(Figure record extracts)
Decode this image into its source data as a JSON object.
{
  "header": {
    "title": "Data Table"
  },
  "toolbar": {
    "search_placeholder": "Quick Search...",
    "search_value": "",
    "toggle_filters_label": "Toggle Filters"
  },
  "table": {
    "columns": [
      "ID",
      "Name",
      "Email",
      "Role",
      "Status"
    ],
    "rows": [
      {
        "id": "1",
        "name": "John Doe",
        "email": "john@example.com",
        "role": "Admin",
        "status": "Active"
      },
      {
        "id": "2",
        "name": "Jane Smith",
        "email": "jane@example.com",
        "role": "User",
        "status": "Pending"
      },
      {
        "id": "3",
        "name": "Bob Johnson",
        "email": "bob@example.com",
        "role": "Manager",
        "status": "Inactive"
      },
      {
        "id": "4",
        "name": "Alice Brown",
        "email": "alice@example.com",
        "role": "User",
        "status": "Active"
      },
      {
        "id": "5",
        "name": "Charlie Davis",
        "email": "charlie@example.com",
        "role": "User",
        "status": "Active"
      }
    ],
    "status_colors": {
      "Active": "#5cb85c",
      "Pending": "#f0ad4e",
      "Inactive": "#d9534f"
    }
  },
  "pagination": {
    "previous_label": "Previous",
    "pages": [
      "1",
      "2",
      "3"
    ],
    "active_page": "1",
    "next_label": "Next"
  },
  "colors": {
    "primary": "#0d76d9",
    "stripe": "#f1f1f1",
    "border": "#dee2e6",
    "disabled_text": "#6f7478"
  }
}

§ The problem
Collect the lines of the data that carry the word "example".

§ Complete response
        "email": "john@example.com",
        "email": "jane@example.com",
        "email": "bob@example.com",
        "email": "alice@example.com",
        "email": "charlie@example.com",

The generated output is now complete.